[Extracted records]

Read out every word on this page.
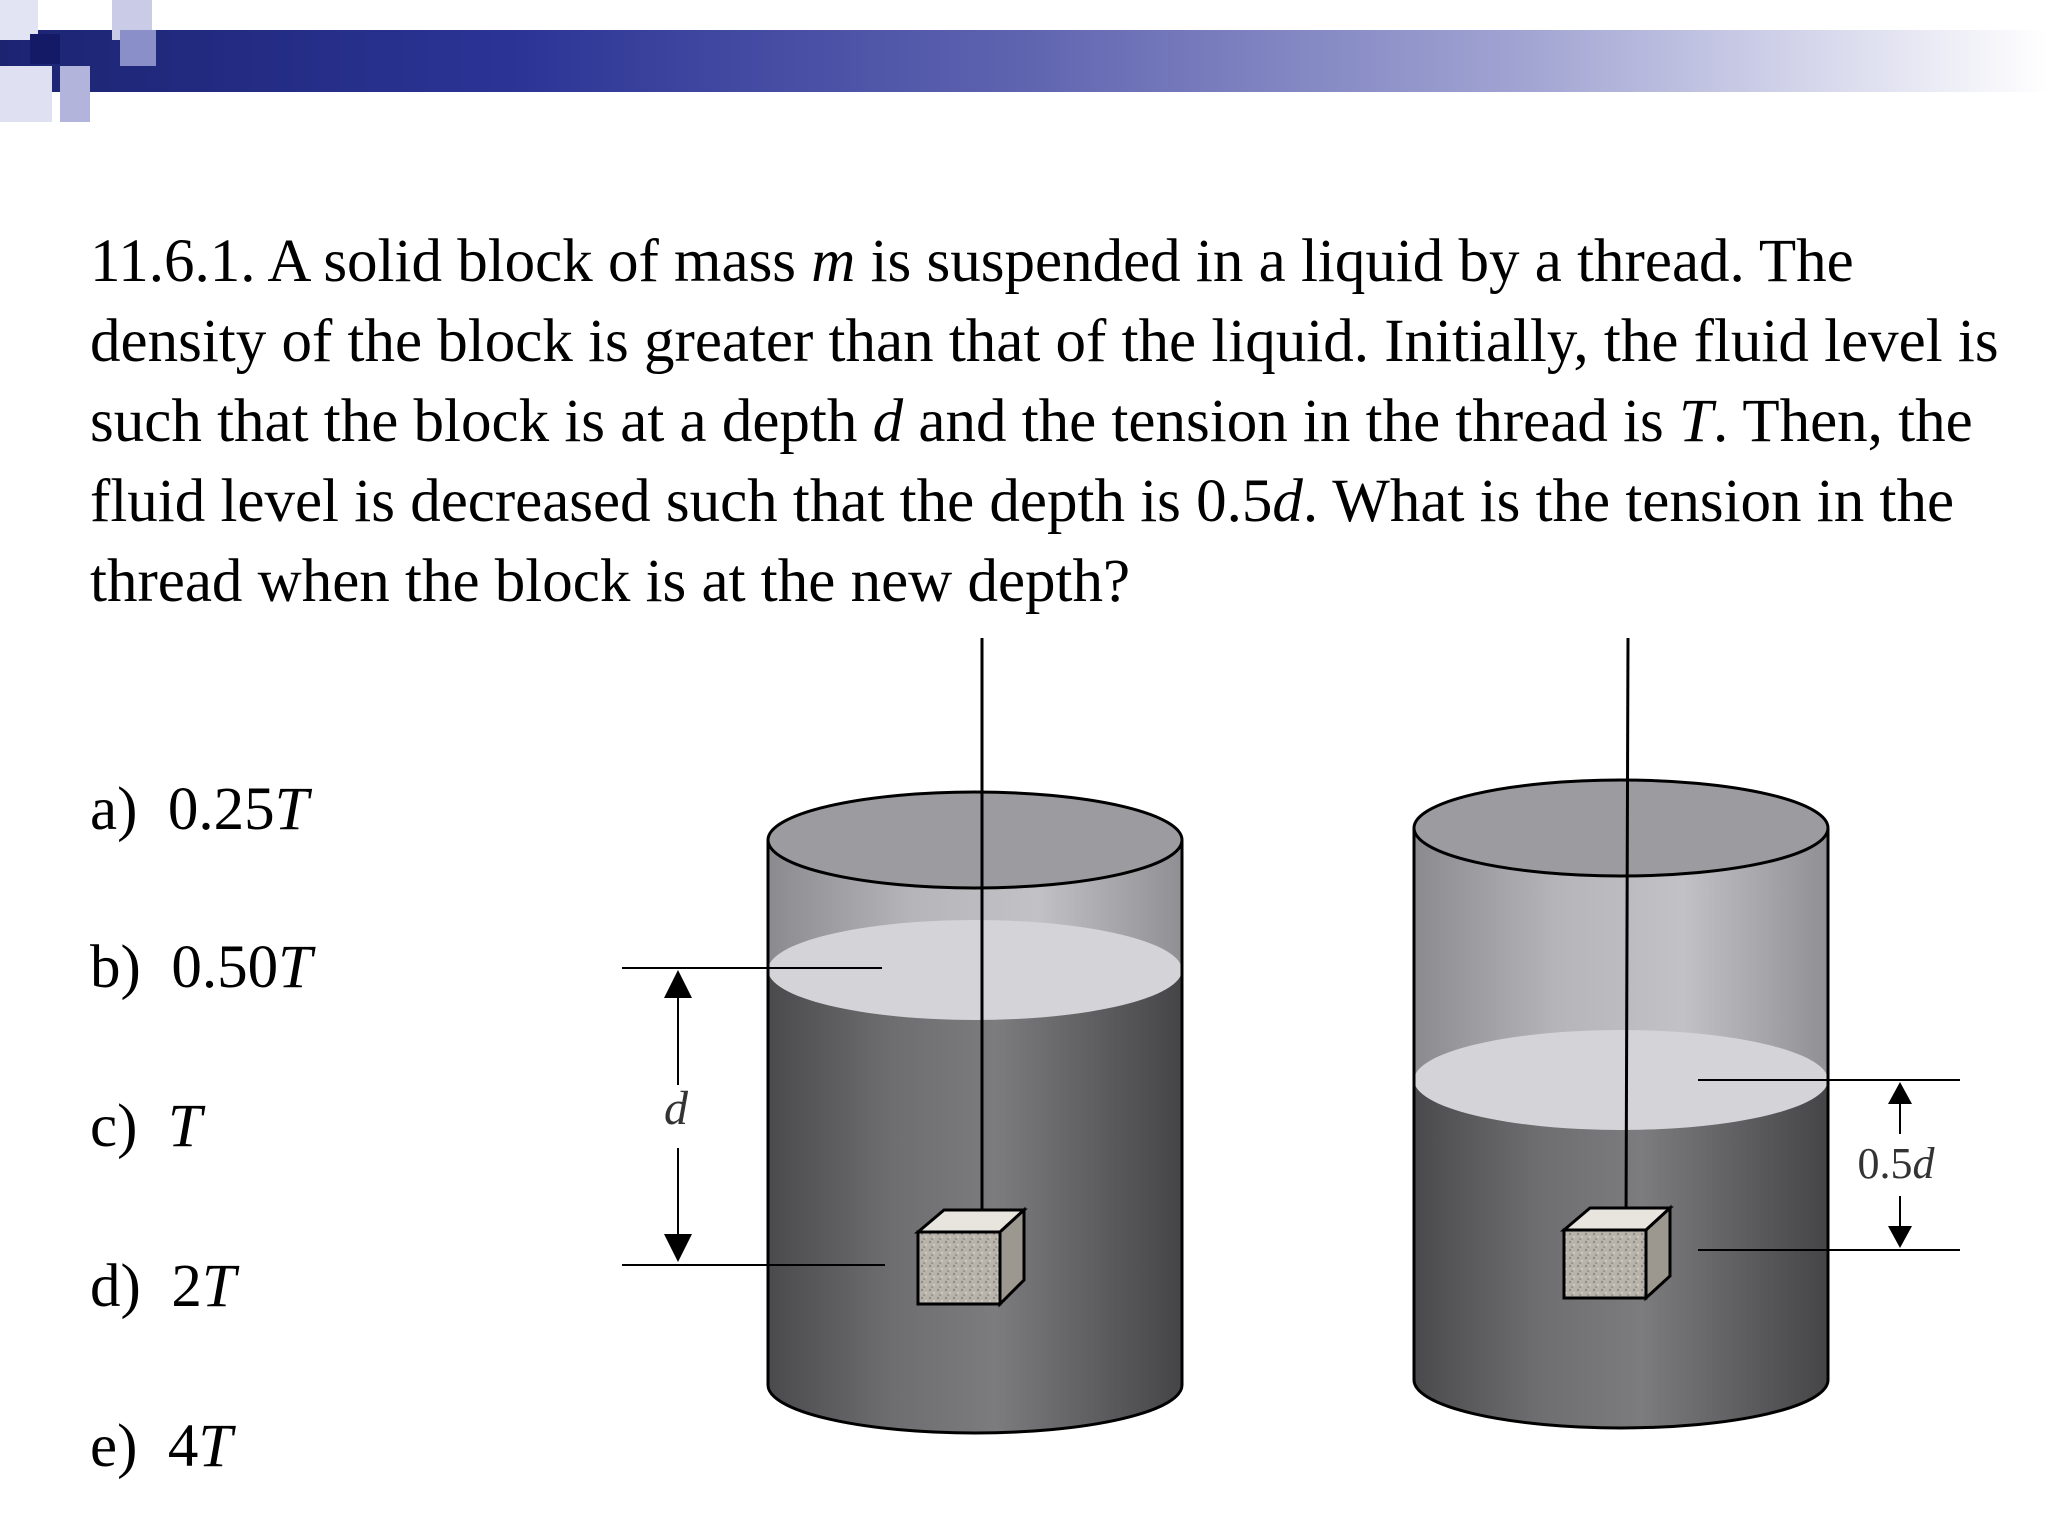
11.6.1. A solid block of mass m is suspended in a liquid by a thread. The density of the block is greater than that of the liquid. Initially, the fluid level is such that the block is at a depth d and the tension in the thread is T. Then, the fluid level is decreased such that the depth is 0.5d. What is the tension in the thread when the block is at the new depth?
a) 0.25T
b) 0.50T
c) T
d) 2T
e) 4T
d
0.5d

### EXERCISE BRIEF
Go through the entries above and print each one exactly, minus the pictures.

### SOLUTION TO THE EXERCISE
Read out every word on this page.
11.6.1. A solid block of mass m is suspended in a liquid by a thread. The density of the block is greater than that of the liquid. Initially, the fluid level is such that the block is at a depth d and the tension in the thread is T. Then, the fluid level is decreased such that the depth is 0.5d. What is the tension in the thread when the block is at the new depth?
a) 0.25T
b) 0.50T
c) T
d) 2T
e) 4T
d
0.5d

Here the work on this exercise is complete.